(TAREFAS PROPOSTAS)
1) No trecho do discurso à turma de 2019 da BYU, qual presente com o logotipo da universidade causou hesitação em quem discursa?
2) Enumere todos os destinatários a quem o trecho se dirige na saudação de abertura do discurso.

(TRECHO)
□ □ □ □

Presidente Worthen, ilustres convidados, pais, amigos e membros da turma de 2019 da Universidade Brigham Young: Parabéns por este dia importante e obrigado por esta incrível honra. Com este diploma honorário, tenho orgulho de dizer que finalmente sou um verdadeiro membro da comunidade da BYU.

Confesso que, até este momento, só fingi ser membro da comunidade da BYU. Sei que isso soa mal, então deixem-me explicar. Há vários anos, vim a este belo lugar, a BYU, para dar uma palestra. Meus maravilhosos anfitriões me mandaram para casa com uma tonelada de brindes da BYU: camisetas, canecas – tudo o que vocês possam imaginar. Vocês são ótimos em marketing de produtos.

Um presente especialmente bacana que recebi naquele dia foi uma maleta. Ela tinha o logotipo da BYU estampado na frente. Na verdade, eu precisava de uma maleta nova, mas hesitei em usá-la por causa do logotipo. Parecia um pouco estranho, como se fosse propaganda enganosa. Vejam bem, não sou membro do corpo docente da BYU, e nem sou membro de A Igreja de Jesus Cristo dos Santos dos Últimos Dias. Sou católico.

Alguém me disse, a propósito, que sou seu católico favorito – mas imagino que vocês digam isso a todos os católicos.

Quando expressei essa hesitação, minha esposa, Esther, disse: “Que besteira. Use a maleta. Ela é bonita”.

Então, coloquei minhas coisas dentro da maleta e a levei para minhas viagens. Eu viajo o tempo todo. Estou sempre em aeroportos. E a situação é a seguinte: Percebi que as pessoas olhavam para minha maleta e depois olhavam para mim. Elas ficavam com uma expressão estranha no rosto, do tipo: “Nunca vi um mórmon hipster e idoso antes”. (Desculpem-me, “santo dos últimos dias”!) Isso era interessante, mas aqui está a parte engraçada: Descobri que isso estava mudando meu comportamento. Eu estava agindo com mais amor e bondade do que normalmente agiria. As pessoas olhavam para minha maleta, e de repente eu estava querendo ajudá-las com sua bagagem. Eu queria oferecer meu lugar na fila. Esse tipo de coisa. Por quê? Porque eu estava inconscientemente tentando viver de acordo com os altos padrões de bondade da sua igreja e da sua universidade. No mínimo, eu estava tentando não prejudicar sua merecida reputação.

□ □ □ □

(ENTRADAS FORNECIDAS)
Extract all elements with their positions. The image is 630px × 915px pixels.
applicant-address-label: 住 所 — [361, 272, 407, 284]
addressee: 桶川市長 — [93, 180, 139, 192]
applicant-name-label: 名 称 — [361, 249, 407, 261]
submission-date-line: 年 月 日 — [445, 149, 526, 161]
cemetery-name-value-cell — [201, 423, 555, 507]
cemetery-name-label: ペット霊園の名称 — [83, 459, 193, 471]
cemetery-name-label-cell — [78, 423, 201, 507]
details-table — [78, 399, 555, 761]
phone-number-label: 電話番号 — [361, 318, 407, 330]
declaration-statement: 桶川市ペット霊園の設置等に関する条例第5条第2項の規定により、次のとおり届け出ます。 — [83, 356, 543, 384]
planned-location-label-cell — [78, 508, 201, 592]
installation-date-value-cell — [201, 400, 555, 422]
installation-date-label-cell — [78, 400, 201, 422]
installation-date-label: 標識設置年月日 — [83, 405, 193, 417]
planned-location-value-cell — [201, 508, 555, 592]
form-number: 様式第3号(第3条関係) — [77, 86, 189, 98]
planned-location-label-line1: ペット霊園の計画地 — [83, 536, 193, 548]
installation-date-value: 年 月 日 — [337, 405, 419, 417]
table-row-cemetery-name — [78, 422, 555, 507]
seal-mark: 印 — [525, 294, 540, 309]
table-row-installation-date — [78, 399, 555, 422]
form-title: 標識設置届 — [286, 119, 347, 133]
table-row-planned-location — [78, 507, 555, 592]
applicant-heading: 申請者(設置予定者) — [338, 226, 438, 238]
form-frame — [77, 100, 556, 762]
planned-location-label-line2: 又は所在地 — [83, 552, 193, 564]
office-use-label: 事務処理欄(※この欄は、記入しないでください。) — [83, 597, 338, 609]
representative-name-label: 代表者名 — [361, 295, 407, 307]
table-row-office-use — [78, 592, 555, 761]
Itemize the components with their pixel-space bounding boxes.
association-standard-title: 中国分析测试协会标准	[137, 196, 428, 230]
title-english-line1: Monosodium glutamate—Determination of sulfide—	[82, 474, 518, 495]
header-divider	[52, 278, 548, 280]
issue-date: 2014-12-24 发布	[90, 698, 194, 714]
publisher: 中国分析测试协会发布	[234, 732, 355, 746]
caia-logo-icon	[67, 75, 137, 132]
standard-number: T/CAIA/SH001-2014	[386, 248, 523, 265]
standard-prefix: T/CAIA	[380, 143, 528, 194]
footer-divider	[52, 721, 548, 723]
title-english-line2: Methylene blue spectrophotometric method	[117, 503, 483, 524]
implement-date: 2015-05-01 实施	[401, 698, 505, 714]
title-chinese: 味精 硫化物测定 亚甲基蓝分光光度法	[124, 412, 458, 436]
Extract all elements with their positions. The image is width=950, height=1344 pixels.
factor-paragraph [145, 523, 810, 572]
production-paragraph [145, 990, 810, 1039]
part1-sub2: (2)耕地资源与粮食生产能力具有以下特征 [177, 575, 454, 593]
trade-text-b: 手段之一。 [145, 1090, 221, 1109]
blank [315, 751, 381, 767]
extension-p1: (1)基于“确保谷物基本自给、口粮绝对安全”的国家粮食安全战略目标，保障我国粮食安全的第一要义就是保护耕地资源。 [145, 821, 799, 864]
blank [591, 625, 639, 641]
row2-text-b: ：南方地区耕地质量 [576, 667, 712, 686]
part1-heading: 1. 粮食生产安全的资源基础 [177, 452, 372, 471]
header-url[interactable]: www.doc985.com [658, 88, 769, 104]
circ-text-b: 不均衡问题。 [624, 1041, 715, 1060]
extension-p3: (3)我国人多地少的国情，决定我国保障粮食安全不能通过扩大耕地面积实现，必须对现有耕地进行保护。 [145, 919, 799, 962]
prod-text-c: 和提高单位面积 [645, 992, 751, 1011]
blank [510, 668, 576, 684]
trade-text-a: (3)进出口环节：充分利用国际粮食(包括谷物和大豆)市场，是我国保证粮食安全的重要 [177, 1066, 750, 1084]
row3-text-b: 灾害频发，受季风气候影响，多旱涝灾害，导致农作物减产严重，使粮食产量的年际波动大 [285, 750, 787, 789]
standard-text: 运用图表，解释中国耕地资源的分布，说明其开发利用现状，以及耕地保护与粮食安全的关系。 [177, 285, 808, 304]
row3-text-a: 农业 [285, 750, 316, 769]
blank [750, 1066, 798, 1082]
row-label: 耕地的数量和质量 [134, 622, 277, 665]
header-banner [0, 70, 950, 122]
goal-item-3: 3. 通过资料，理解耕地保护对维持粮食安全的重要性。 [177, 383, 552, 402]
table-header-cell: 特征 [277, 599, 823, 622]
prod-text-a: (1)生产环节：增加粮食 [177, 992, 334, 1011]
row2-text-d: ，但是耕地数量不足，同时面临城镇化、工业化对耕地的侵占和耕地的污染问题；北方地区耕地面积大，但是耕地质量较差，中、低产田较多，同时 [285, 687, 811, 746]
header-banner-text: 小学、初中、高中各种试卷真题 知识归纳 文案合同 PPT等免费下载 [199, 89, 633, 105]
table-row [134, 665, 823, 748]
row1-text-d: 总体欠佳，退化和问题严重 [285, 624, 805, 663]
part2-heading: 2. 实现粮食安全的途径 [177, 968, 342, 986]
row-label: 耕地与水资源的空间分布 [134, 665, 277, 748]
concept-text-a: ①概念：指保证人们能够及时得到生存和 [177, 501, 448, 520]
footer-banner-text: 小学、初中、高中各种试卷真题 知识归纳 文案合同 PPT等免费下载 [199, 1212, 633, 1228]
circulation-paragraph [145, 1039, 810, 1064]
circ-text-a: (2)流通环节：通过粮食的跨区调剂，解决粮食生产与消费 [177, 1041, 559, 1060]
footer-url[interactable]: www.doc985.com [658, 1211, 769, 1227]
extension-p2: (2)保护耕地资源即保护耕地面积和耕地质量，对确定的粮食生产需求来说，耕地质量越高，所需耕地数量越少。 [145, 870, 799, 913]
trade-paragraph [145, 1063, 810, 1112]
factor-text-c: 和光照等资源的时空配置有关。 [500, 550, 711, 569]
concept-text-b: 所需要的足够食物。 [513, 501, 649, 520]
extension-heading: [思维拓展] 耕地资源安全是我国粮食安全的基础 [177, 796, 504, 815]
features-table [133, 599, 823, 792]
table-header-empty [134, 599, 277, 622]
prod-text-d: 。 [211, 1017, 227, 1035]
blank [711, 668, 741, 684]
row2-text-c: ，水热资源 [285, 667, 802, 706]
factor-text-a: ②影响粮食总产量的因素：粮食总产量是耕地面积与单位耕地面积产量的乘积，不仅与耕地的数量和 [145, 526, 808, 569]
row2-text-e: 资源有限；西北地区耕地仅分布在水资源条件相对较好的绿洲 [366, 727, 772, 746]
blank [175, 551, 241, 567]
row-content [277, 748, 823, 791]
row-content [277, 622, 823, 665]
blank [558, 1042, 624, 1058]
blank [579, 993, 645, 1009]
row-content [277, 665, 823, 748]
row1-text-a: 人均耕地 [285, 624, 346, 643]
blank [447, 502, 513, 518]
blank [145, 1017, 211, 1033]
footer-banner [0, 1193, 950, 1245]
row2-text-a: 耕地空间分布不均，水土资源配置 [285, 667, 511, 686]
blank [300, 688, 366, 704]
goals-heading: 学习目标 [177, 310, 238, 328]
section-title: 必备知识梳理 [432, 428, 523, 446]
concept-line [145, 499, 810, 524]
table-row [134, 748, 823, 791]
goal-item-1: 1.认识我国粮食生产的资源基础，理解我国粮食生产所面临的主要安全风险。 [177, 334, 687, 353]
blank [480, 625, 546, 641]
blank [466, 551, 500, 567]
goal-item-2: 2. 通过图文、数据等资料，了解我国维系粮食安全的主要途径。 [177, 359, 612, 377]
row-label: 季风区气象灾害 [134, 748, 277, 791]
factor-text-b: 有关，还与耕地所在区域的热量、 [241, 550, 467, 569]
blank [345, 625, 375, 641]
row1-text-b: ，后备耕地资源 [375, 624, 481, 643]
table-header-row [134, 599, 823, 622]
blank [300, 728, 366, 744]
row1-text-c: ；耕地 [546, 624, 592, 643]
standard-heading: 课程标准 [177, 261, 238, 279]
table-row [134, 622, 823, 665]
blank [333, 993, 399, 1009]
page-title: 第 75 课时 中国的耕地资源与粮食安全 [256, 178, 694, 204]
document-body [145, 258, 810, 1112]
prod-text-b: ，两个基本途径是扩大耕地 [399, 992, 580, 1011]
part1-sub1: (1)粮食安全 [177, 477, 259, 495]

□ □ □ □

(RESPOSTAS POR TAREFA)
1) Uma maleta.

2)
- Presidente Worthen
- Ilustres convidados
- Pais
- Amigos
- Membros da turma de 2019 da Universidade Brigham Young